_Written exercise_
Find the lines holding the word "this" and collect them.

_Material shown_
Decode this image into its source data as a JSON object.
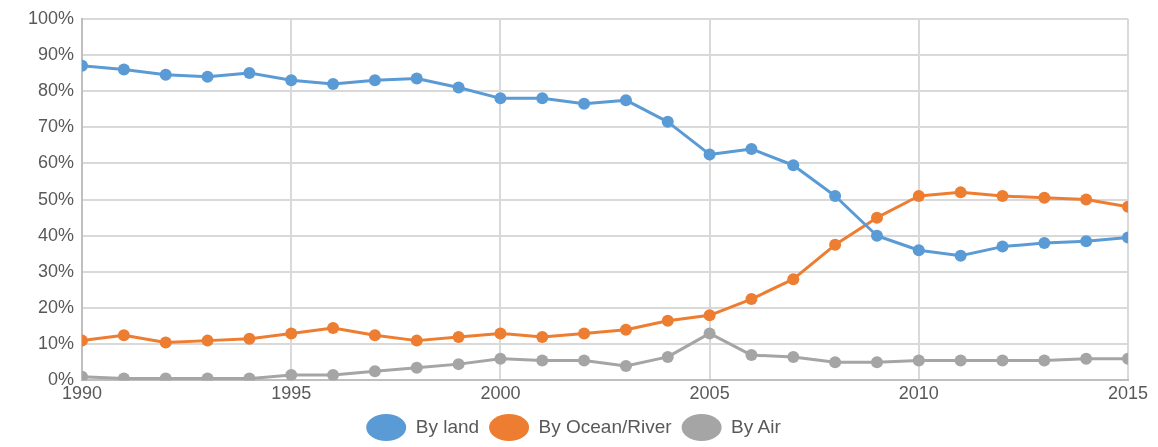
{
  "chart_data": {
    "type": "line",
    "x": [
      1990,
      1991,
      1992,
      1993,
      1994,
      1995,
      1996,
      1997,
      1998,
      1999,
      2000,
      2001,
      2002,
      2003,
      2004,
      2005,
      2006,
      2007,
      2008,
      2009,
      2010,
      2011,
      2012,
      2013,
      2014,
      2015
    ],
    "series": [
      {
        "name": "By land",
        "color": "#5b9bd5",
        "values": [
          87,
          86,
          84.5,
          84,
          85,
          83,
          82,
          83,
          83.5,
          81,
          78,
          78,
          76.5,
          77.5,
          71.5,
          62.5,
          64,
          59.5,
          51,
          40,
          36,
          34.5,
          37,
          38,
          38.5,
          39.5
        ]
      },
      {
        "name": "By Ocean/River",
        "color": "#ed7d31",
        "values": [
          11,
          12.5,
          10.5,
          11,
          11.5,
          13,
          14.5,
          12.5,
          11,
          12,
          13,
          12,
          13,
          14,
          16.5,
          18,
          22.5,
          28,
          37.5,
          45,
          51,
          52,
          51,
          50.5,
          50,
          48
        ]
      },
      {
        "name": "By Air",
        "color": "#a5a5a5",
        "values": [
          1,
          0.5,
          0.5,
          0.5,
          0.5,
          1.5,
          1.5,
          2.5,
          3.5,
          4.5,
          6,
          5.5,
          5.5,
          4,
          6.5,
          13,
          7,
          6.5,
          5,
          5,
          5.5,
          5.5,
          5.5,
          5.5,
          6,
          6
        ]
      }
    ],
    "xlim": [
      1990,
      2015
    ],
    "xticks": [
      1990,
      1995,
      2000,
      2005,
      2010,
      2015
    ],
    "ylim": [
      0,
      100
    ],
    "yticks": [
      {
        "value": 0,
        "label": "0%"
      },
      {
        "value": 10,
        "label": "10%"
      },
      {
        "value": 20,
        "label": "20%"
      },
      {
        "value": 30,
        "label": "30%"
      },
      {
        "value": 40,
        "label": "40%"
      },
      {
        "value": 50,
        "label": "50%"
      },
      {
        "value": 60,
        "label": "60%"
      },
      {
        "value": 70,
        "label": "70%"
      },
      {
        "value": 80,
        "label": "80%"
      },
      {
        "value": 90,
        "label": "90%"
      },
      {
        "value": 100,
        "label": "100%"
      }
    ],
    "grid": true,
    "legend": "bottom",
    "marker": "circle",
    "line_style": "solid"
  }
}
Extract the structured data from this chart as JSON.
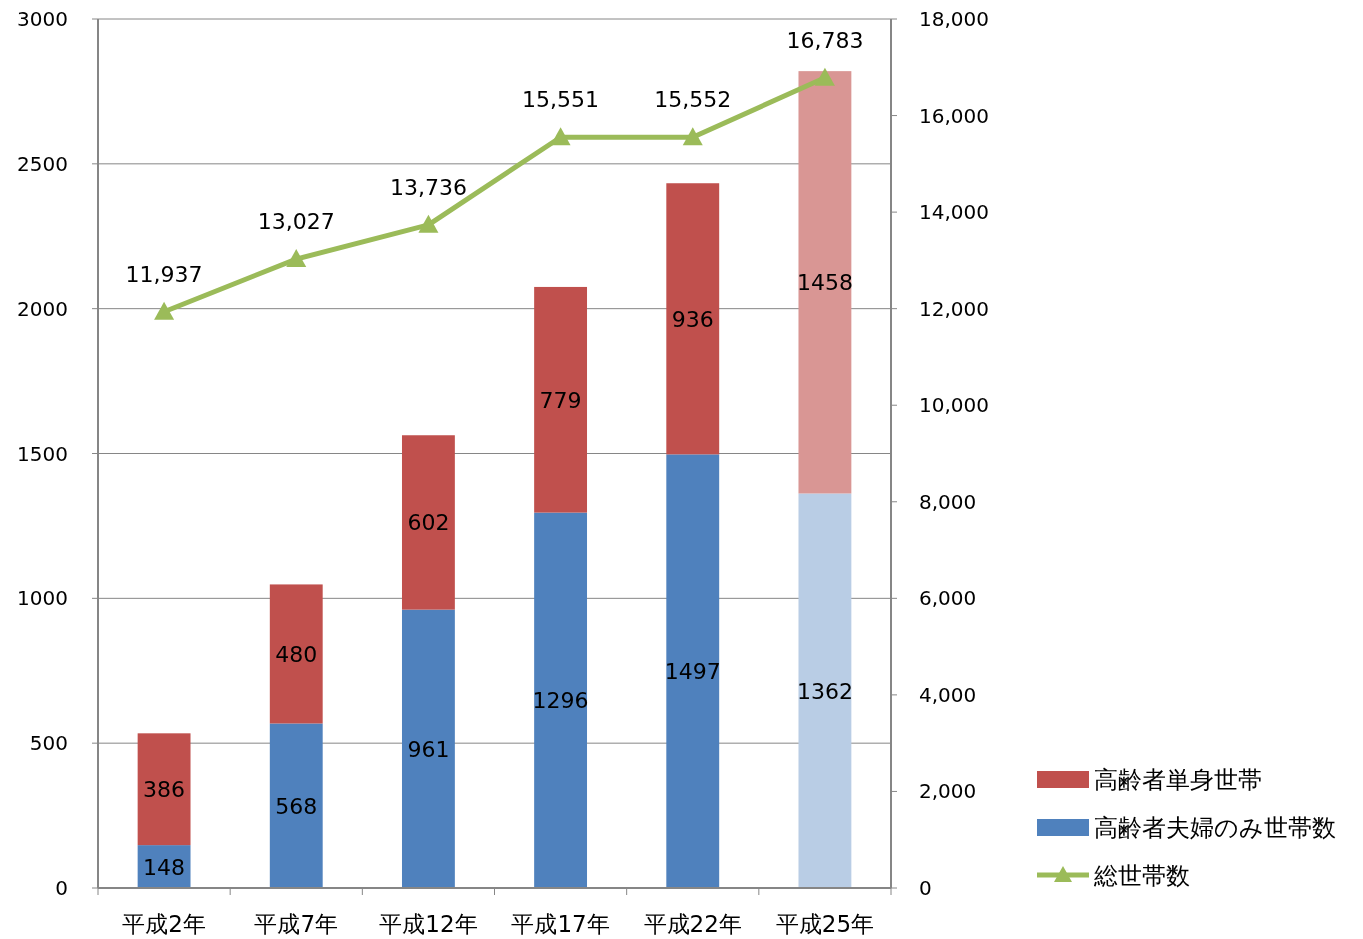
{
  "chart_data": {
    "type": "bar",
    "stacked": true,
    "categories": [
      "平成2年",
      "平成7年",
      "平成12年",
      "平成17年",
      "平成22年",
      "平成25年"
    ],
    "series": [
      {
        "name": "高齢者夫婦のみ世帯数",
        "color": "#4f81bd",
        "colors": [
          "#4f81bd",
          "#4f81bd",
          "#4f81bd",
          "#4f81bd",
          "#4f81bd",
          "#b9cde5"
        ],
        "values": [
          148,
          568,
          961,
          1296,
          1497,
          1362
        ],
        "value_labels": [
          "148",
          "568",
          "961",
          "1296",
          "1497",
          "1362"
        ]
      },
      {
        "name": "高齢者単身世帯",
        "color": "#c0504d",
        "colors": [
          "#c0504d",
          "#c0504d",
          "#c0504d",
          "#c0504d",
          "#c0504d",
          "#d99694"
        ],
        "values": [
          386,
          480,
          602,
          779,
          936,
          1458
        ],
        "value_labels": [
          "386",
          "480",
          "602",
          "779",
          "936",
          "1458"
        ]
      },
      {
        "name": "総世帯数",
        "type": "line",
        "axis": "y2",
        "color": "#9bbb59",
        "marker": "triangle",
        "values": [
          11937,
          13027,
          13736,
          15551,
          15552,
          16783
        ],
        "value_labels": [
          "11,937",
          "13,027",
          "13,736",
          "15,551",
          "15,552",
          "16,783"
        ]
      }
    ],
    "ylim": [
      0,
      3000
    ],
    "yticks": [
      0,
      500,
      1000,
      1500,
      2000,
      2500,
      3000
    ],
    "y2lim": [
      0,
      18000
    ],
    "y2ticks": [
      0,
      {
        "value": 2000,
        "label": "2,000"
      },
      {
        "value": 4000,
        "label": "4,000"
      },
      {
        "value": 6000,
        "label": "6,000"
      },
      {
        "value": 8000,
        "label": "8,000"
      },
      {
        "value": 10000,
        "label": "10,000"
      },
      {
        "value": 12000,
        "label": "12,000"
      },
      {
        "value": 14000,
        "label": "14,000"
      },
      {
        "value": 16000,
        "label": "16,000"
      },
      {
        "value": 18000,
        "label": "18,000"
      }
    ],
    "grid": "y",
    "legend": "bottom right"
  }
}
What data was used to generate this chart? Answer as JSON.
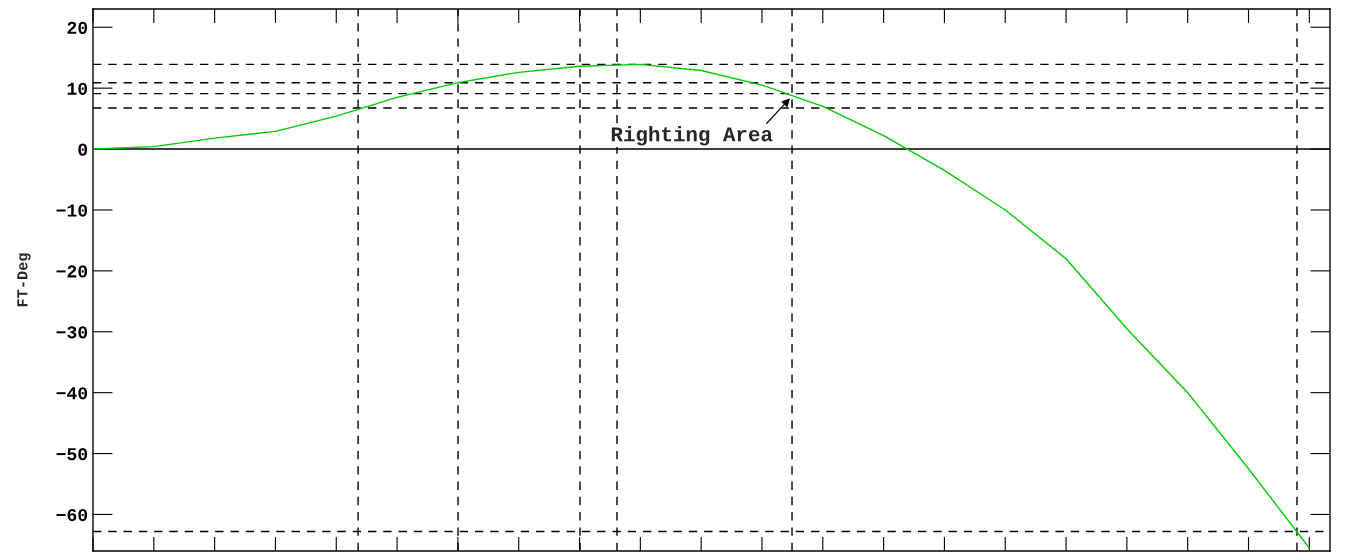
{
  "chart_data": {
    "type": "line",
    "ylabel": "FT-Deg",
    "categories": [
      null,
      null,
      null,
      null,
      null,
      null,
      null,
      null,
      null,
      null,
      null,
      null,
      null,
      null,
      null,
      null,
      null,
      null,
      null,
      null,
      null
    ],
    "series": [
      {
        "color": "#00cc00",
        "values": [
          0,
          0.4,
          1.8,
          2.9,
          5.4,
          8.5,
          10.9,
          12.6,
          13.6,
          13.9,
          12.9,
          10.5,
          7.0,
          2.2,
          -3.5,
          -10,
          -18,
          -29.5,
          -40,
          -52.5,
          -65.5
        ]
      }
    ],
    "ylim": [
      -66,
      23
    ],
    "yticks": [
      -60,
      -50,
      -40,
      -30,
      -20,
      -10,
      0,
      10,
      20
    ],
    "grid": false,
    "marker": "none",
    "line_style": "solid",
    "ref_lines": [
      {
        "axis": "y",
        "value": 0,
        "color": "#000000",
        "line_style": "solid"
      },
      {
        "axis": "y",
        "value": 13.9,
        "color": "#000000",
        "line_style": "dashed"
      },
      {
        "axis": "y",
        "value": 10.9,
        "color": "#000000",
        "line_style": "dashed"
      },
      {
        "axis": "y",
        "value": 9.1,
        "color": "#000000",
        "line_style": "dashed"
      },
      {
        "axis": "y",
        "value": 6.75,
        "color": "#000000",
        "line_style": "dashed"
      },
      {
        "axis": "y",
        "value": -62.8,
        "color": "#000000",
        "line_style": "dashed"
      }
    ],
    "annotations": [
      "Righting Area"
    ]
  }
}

_Task response_
Decode this image into its source data as a JSON object.
Extract the structured data from this chart as JSON.
What data was used to generate this chart? Answer as JSON.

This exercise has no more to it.